Reproduce the records. Keep every word exact and include no images.

# SUPPLIED DATA start

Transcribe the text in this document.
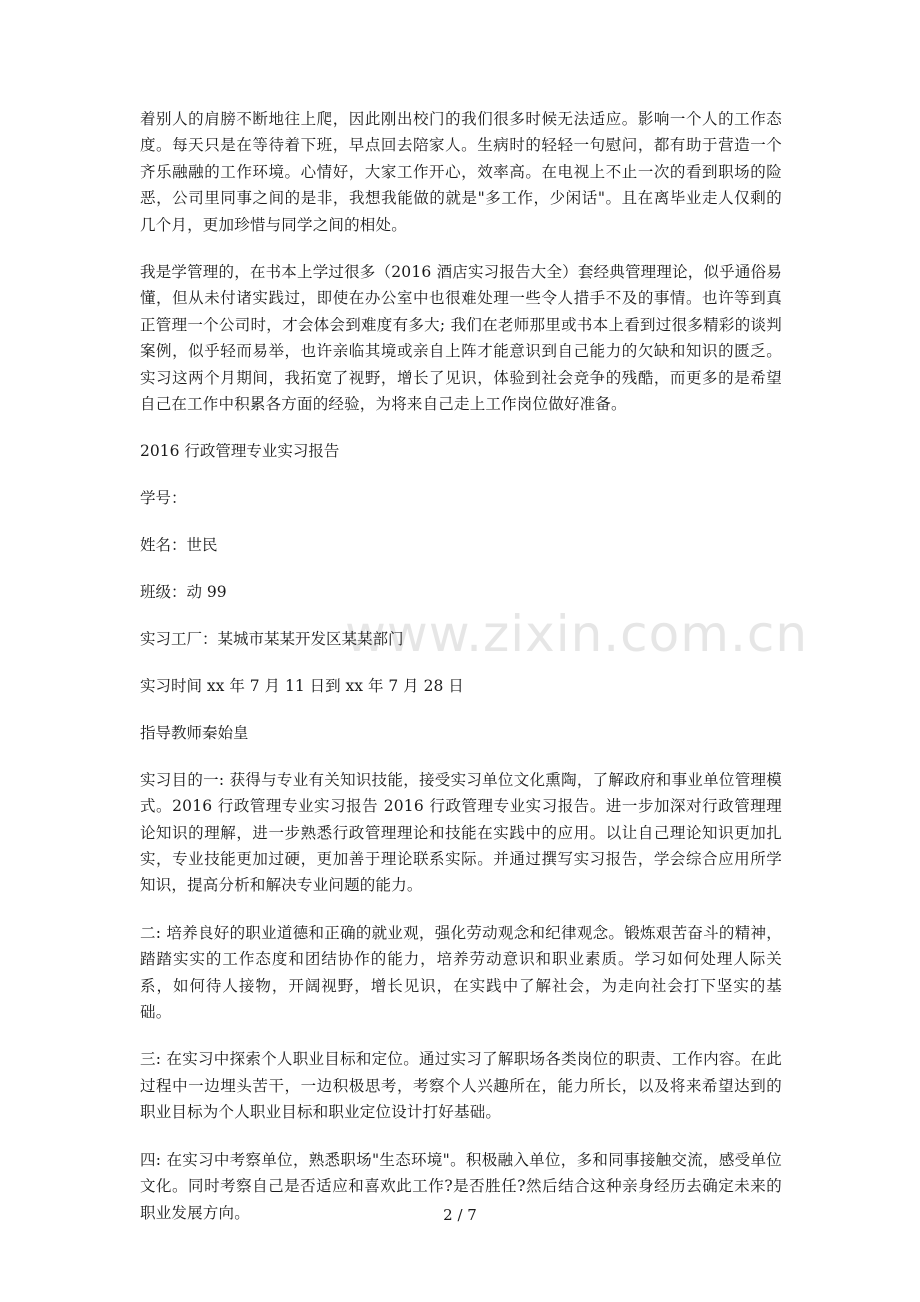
www.zixin.com.cn

着别人的肩膀不断地往上爬，因此刚出校门的我们很多时候无法适应。影响一个人的工作态度。每天只是在等待着下班，早点回去陪家人。生病时的轻轻一句慰问，都有助于营造一个齐乐融融的工作环境。心情好，大家工作开心，效率高。在电视上不止一次的看到职场的险恶，公司里同事之间的是非，我想我能做的就是"多工作，少闲话"。且在离毕业走人仅剩的几个月，更加珍惜与同学之间的相处。

我是学管理的，在书本上学过很多（2016 酒店实习报告大全）套经典管理理论，似乎通俗易懂，但从未付诸实践过，即使在办公室中也很难处理一些令人措手不及的事情。也许等到真正管理一个公司时，才会体会到难度有多大; 我们在老师那里或书本上看到过很多精彩的谈判案例，似乎轻而易举，也许亲临其境或亲自上阵才能意识到自己能力的欠缺和知识的匮乏。实习这两个月期间，我拓宽了视野，增长了见识，体验到社会竞争的残酷，而更多的是希望自己在工作中积累各方面的经验，为将来自己走上工作岗位做好准备。

2016 行政管理专业实习报告

学号：

姓名：世民

班级：动 99

实习工厂：某城市某某开发区某某部门

实习时间 xx 年 7 月 11 日到 xx 年 7 月 28 日

指导教师秦始皇

实习目的一: 获得与专业有关知识技能，接受实习单位文化熏陶，了解政府和事业单位管理模式。2016 行政管理专业实习报告 2016 行政管理专业实习报告。进一步加深对行政管理理论知识的理解，进一步熟悉行政管理理论和技能在实践中的应用。以让自己理论知识更加扎实，专业技能更加过硬，更加善于理论联系实际。并通过撰写实习报告，学会综合应用所学知识，提高分析和解决专业问题的能力。

二: 培养良好的职业道德和正确的就业观，强化劳动观念和纪律观念。锻炼艰苦奋斗的精神，踏踏实实的工作态度和团结协作的能力，培养劳动意识和职业素质。学习如何处理人际关系，如何待人接物，开阔视野，增长见识，在实践中了解社会，为走向社会打下坚实的基础。

三: 在实习中探索个人职业目标和定位。通过实习了解职场各类岗位的职责、工作内容。在此过程中一边埋头苦干，一边积极思考，考察个人兴趣所在，能力所长，以及将来希望达到的职业目标为个人职业目标和职业定位设计打好基础。

四: 在实习中考察单位，熟悉职场"生态环境"。积极融入单位，多和同事接触交流，感受单位文化。同时考察自己是否适应和喜欢此工作?是否胜任?然后结合这种亲身经历去确定未来的职业发展方向。	2 / 7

# SUPPLIED DATA end

- WRITTEN REPLY -
Transcribe the text in this document.
www.zixin.com.cn

着别人的肩膀不断地往上爬，因此刚出校门的我们很多时候无法适应。影响一个人的工作态度。每天只是在等待着下班，早点回去陪家人。生病时的轻轻一句慰问，都有助于营造一个齐乐融融的工作环境。心情好，大家工作开心，效率高。在电视上不止一次的看到职场的险恶，公司里同事之间的是非，我想我能做的就是"多工作，少闲话"。且在离毕业走人仅剩的几个月，更加珍惜与同学之间的相处。

我是学管理的，在书本上学过很多（2016 酒店实习报告大全）套经典管理理论，似乎通俗易懂，但从未付诸实践过，即使在办公室中也很难处理一些令人措手不及的事情。也许等到真正管理一个公司时，才会体会到难度有多大; 我们在老师那里或书本上看到过很多精彩的谈判案例，似乎轻而易举，也许亲临其境或亲自上阵才能意识到自己能力的欠缺和知识的匮乏。实习这两个月期间，我拓宽了视野，增长了见识，体验到社会竞争的残酷，而更多的是希望自己在工作中积累各方面的经验，为将来自己走上工作岗位做好准备。

2016 行政管理专业实习报告

学号：

姓名：世民

班级：动 99

实习工厂：某城市某某开发区某某部门

实习时间 xx 年 7 月 11 日到 xx 年 7 月 28 日

指导教师秦始皇

实习目的一: 获得与专业有关知识技能，接受实习单位文化熏陶，了解政府和事业单位管理模式。2016 行政管理专业实习报告 2016 行政管理专业实习报告。进一步加深对行政管理理论知识的理解，进一步熟悉行政管理理论和技能在实践中的应用。以让自己理论知识更加扎实，专业技能更加过硬，更加善于理论联系实际。并通过撰写实习报告，学会综合应用所学知识，提高分析和解决专业问题的能力。

二: 培养良好的职业道德和正确的就业观，强化劳动观念和纪律观念。锻炼艰苦奋斗的精神，踏踏实实的工作态度和团结协作的能力，培养劳动意识和职业素质。学习如何处理人际关系，如何待人接物，开阔视野，增长见识，在实践中了解社会，为走向社会打下坚实的基础。

三: 在实习中探索个人职业目标和定位。通过实习了解职场各类岗位的职责、工作内容。在此过程中一边埋头苦干，一边积极思考，考察个人兴趣所在，能力所长，以及将来希望达到的职业目标为个人职业目标和职业定位设计打好基础。

四: 在实习中考察单位，熟悉职场"生态环境"。积极融入单位，多和同事接触交流，感受单位文化。同时考察自己是否适应和喜欢此工作?是否胜任?然后结合这种亲身经历去确定未来的职业发展方向。	2 / 7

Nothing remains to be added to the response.